Vorliegender Text:

· · · ·

Für den 30. März ruft der Solidaritätskreis Rojava, ein breites Bündnis von Gruppen aus der Rhein-Neckar-Region, zu einer Demonstration unter dem Motto „Schluss mit der völkerrechtswidrigen Besatzungspolitik der Türkei in Syrien! Hände weg von Rojava!“ in Mannheim auf. Die Auftaktkundgebung beginnt um 14 Uhr am Schloss Mannheim (Ehrenhof), der Abschluss findet am Alten Messplatz statt.
Wir veranstalten als Teil des Solikreises die Demonstration mit und unterstützen den Aufruf:

Schluss mit der völkerrechtswidrigen Besatzungspolitik der Türkei in Syrien! Hände weg von Rojava!

Die Türkei, NATO-Mitglied und EU-Beitrittskandidat, führt seit Anfang 2018 einen völkerrechtswidrigen, blutigen und zerstörerischen Belagerungs- und Besatzungskrieg gegen die kurdische Enklave Afrin in Nordsyrien.

· · · ·

Inhalt der Datensätze:

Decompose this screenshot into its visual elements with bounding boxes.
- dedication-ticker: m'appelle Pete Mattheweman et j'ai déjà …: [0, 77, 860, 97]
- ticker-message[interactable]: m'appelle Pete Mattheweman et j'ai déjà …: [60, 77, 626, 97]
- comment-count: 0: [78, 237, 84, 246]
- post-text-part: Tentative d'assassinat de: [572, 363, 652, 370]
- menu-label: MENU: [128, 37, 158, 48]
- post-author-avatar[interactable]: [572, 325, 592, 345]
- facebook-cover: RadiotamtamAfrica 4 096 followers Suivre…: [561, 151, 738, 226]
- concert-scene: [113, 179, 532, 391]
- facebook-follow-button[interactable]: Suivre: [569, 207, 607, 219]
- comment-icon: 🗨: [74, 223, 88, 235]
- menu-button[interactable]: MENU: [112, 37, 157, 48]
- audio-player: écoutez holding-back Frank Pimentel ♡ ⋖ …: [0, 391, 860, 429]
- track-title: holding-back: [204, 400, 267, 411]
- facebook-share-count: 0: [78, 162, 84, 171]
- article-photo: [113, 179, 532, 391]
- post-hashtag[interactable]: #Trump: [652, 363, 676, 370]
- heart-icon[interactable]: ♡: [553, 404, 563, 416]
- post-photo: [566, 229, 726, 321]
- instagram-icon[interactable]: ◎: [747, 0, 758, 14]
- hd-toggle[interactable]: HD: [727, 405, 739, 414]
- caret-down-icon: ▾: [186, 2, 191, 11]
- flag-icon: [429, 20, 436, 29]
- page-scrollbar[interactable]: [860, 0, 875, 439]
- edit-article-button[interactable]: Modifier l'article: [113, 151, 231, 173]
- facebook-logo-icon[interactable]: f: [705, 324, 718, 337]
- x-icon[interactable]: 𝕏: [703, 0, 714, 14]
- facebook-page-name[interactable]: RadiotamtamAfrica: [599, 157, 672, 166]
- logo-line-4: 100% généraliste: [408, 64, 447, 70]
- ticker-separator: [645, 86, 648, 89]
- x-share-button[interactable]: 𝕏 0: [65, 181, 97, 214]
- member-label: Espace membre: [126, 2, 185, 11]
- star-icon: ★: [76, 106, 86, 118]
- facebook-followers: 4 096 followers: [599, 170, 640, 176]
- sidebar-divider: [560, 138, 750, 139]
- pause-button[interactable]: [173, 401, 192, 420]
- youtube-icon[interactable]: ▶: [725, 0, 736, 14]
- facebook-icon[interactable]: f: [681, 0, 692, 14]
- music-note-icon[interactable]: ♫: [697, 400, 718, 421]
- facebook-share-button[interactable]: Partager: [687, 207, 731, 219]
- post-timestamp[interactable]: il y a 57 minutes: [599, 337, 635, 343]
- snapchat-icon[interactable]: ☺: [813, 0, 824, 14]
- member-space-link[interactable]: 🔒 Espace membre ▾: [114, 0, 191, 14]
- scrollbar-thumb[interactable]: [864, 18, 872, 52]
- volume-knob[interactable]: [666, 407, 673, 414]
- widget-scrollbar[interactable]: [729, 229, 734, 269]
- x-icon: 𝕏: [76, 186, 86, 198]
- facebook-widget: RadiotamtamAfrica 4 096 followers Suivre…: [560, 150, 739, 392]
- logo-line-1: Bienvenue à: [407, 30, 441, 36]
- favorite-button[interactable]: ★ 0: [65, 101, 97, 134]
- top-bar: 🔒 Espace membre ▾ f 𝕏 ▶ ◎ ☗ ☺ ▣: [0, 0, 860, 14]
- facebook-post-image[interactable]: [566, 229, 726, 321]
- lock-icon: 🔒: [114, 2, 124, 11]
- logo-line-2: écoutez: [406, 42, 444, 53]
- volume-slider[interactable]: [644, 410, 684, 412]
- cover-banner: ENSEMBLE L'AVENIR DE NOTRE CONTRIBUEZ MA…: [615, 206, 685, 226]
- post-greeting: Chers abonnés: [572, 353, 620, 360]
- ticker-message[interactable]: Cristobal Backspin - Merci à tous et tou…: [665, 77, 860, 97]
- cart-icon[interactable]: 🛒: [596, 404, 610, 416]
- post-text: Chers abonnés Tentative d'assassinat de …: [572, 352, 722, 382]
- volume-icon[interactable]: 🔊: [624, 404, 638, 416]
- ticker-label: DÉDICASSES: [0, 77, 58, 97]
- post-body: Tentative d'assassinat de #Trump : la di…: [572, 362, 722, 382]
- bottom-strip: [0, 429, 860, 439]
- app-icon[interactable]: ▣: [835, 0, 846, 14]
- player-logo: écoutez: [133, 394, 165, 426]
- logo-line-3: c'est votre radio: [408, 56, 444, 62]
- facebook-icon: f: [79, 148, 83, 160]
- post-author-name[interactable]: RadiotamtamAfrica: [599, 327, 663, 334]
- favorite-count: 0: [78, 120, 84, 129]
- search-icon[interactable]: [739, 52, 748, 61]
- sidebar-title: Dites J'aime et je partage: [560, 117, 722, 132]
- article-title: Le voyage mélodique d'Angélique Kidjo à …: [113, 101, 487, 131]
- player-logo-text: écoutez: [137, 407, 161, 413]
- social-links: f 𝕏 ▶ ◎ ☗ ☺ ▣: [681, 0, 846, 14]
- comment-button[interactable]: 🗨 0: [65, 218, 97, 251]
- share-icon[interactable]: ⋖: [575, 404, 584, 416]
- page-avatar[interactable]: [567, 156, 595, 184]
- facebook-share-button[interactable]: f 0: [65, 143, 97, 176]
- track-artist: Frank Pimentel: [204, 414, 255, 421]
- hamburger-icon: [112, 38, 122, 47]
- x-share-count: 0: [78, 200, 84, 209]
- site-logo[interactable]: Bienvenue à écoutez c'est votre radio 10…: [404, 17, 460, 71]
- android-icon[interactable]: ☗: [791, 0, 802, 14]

· · · ·

Ihre Aufgaben:
[a] Um wie viel Uhr beginnt laut dem Text zur Rojava-Demonstration die Auftaktkundgebung?
[b] Setzen Sie den Text zur Rojava-Demonstration im Anschluss an seinen letzten Satz fort.
Die Zeilen haben mit dem Text zur Rojava-Demonstration nichts zu tun.

Lösungen:
[a] Um 14 Uhr.

[b]
Mithilfe der Luftwaffe, Bomben-/Raketeneinsätzen und Leopard-Panzern aus deutscher Produktion gelang es nach schwerer Gegenwehr die Region Afrin militärisch zu besetzen. Insofern ist Deutschland an diesem Krieg beteiligt und mitverantwortlich. Die Folgen: Hunderttausende Menschen auf der Flucht – unzählige Tote und Verletzte – Zerstörung der Lebensgrundlagen und der Natur.